Activity A: In the passage on the Via Milano intervention in Bologna, reproduce word for word the part that opens with the words containing "Via Milano, Bologna, Ⓒ" and closes with "this first experiment.".
Activity B: Render into French this sentence from the passage on the Via Milano intervention in Bologna: "The temporary and experimental intervention will last about a year and a half."
*** Opening of Excerpt to read ***
The signs painted on the ground are inspired by the Convention on the Rights of the Child approved by the UN General Assembly and invite people to reflect on the theme of children's rights, while one of the squares on the ground is available for children to draw freely.

Via Milano, Bologna, Ⓒ Margherita Caprilli

The colors, materials and compositions used aim to encourage curiosity and thus to support people in imagining and practicing uses, thus taking part in the process of transformation of space.

The temporary and experimental intervention will last about a year and a half. The impact of the experiment is measured thanks to a monitoring and observing experimental method: this include different and integrated instruments of analysis (survey, counting, mapping, photography, interview), the comparation of the info collected before and after the intervention will give a measure of the impact the experiment had on the territory. If successful, the Municipality of Bologna may consider transforming the area permanently, taking into account the uses that people will have made of the space during this first experiment.

With the intervention in Via Milano the Foundation exported outside the historical center of the city the experimentation conducted in Piazza Rossini, the parking lot transformed in a green pedestrian square, and strengthen an experimental approach in which the setting up is a procedural and participatory tool useful to establish a dialogue between the urban space in transformation and the people who live it.


Piazza Rossini, Bologna Ⓒ Fondazione per l’Innovazione Urbana

The Foundation interacts with the Administration to implement shared decisions and actively works for innovation in administrative practices and tools to respond to territorial needs. In this respect, citizens are not only passive parties that need to be informed, but also vectors of information, promoters of change, and players capable of studying, proposing, testing, and applying new answers to challenges in the city. This dual role towards institutions and citizenship is what characterises our work at the FIU. In an effort to constantly update the dialogue on the city, FIU uses a complex communication system. We organize territorial communication, trying to simplify the technical and bureaucratic language and include as many citizens as possible in the public sphere. On the other hand, we regularly organize local, national, and international events, powering a virtuous communication mechanism which has been strengthened in the last five years due to a wide range of physical and theoretical tools. FIU is strongly committed to and motivated by the need to move towards achieving a just transition both for us, as workers at FIU, and the City of Bologna, thereby including citizens and city users. For us, this means embracing a social, environmental, and economic process that produces plans, politics, and investments with a view towards a sustainable future where urban organisms and communities are resistant and can flourish.
*** Close of Excerpt to read ***
*** Opening of Source material ***
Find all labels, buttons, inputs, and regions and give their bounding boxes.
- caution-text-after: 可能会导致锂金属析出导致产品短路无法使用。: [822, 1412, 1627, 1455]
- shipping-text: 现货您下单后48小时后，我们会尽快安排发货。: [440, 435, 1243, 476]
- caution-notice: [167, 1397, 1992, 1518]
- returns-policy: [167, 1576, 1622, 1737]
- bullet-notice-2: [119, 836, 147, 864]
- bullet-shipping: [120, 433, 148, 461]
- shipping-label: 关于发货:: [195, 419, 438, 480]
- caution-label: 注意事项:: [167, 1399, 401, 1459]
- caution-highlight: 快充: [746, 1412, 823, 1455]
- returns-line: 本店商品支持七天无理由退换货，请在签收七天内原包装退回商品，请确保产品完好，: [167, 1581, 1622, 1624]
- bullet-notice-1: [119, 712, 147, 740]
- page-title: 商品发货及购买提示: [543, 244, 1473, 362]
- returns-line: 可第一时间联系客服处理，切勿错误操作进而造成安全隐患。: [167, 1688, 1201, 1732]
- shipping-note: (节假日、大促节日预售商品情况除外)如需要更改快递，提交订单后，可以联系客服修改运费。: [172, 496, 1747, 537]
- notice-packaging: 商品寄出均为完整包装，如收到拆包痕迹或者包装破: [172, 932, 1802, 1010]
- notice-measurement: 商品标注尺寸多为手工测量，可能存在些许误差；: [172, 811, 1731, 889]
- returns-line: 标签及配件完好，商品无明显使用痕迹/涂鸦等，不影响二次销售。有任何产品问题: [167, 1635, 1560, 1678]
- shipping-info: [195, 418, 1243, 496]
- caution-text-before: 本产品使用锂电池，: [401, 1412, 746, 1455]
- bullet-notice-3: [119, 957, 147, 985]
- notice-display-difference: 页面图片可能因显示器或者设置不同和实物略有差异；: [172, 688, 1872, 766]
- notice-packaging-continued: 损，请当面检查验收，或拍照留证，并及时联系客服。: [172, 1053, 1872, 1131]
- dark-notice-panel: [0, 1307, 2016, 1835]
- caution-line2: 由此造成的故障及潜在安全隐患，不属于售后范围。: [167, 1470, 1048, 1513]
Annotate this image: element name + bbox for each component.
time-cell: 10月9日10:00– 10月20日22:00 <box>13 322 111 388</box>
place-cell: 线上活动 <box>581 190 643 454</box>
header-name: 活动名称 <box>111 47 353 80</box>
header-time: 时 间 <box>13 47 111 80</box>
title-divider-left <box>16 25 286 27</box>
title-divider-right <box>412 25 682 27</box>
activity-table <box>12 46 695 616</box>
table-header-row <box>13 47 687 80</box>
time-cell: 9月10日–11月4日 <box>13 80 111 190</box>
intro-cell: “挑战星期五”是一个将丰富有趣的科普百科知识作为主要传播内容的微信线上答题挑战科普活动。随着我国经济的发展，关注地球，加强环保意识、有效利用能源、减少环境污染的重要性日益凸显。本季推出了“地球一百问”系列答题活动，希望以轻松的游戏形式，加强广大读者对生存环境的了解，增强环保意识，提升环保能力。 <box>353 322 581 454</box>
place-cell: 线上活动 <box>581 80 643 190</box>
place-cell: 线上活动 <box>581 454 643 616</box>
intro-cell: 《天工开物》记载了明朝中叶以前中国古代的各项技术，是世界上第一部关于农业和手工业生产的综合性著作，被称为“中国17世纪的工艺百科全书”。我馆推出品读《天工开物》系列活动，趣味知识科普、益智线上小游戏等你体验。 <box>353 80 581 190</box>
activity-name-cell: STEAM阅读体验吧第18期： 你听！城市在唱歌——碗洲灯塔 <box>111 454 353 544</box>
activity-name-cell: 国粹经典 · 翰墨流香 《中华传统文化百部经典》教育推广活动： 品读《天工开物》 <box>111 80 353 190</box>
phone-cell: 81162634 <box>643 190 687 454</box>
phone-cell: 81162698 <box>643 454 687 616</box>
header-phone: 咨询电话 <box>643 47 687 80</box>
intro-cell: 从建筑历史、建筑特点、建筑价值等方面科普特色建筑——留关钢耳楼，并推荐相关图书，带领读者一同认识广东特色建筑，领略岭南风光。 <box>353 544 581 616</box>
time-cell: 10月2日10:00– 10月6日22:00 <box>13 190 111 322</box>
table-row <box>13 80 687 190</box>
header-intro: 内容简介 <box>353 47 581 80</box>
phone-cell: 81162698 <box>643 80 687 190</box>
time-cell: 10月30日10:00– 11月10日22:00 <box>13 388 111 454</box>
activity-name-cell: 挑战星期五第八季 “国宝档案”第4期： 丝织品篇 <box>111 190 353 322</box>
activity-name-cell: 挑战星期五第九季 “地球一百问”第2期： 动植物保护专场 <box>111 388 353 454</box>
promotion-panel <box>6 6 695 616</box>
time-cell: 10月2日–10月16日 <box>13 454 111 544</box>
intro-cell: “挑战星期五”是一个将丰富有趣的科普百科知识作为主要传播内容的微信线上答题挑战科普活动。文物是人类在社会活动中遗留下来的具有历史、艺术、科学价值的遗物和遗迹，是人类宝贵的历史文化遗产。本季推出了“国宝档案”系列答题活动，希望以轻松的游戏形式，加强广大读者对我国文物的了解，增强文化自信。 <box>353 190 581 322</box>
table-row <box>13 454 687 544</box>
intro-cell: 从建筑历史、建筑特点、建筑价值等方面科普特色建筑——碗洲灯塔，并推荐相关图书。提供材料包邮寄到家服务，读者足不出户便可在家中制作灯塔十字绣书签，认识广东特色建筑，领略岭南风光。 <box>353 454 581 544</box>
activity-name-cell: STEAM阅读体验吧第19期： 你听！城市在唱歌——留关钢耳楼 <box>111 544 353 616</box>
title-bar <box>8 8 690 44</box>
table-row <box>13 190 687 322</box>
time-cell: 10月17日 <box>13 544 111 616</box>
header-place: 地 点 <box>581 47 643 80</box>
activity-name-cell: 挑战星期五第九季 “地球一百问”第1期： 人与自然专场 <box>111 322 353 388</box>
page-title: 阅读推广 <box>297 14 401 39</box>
*** Close of Source material ***
Output A:
Via Milano, Bologna, Ⓒ Margherita Caprilli

The colors, materials and compositions used aim to encourage curiosity and thus to support people in imagining and practicing uses, thus taking part in the process of transformation of space.

The temporary and experimental intervention will last about a year and a half. The impact of the experiment is measured thanks to a monitoring and observing experimental method: this include different and integrated instruments of analysis (survey, counting, mapping, photography, interview), the comparation of the info collected before and after the intervention will give a measure of the impact the experiment had on the territory. If successful, the Municipality of Bologna may consider transforming the area permanently, taking into account the uses that people will have made of the space during this first experiment.

Output B: L'intervention temporaire et expérimentale durera environ un an et demi.